*DIRECTION 1*
In the passage about the two sisters, how old is Chieko?
== PASSAGE GIVEN
I didn’t really know what to expect. I know Chieko, the older sister, from music circles; at seventy three she is still performing Schubert lieder at small amateur concerts in the area, but I had never met her sister, Hanako, who has an artist’s studio at the front of the house. The two were like chalk and cheese: Chieko, despite her extravagant, eccentric appearance (Orville-goes-Maharaja, all glittering purple sequins and never less than shocking pink hair), is a cultured, urbane, retired businesswoman with the skin of a peach; always very perfumed (I think she might like to be noticed) and a fluent English speaker who comes out with camp one liners: “When my boys (her colleagues) went to America, I always made sure they brought me back some Joy.”

 

The sister – plain, unadorned – has the face (furrowed, wild, somewhat off-kilter), of an artist, and much of her jewellery work done in solid silver and  Japanese black enamel, is excellent. On display in her little shop, but strangely not for sale unless she really likes you.
====
*DIRECTION 2*
Please echo the records word for word, beginning at their first line and stopping after the line that contains "198, 266, 275]".
== LISTED ENTRIES
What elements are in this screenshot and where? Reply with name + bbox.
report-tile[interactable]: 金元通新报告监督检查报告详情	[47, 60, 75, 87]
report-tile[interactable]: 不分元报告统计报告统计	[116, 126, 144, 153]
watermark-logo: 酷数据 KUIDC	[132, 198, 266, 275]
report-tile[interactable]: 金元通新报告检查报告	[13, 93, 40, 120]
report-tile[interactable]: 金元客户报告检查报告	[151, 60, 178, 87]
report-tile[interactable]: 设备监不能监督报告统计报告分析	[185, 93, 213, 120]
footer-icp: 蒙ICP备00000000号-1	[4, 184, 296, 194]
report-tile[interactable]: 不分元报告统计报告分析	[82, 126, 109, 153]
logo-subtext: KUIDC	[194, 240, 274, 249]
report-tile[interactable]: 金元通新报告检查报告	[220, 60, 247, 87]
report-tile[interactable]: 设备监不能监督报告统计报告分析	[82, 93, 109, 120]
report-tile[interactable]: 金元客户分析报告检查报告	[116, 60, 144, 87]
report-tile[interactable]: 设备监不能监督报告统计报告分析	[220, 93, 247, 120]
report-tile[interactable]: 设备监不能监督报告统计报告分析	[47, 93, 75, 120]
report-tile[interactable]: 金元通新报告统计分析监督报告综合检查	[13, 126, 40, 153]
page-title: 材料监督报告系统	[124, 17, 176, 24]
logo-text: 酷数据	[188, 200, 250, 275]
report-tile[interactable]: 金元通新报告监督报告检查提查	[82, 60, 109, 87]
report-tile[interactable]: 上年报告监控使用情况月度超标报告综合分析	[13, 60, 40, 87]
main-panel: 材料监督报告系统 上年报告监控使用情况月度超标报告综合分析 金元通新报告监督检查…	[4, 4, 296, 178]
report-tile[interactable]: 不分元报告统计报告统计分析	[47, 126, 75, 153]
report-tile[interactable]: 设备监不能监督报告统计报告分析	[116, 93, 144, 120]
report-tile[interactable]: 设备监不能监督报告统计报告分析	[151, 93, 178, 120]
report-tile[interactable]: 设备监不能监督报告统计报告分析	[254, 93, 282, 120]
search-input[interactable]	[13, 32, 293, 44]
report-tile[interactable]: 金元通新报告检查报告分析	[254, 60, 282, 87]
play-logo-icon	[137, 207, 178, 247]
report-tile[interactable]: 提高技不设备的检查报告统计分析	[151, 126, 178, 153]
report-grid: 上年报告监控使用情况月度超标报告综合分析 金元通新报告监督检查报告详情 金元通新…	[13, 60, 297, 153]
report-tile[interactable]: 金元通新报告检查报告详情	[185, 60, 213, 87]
====
*EXERCISE ANSWER 1*
Seventy-three

*EXERCISE ANSWER 2*
What elements are in this screenshot and where? Reply with name + bbox.
report-tile[interactable]: 金元通新报告监督检查报告详情	[47, 60, 75, 87]
report-tile[interactable]: 不分元报告统计报告统计	[116, 126, 144, 153]
watermark-logo: 酷数据 KUIDC	[132, 198, 266, 275]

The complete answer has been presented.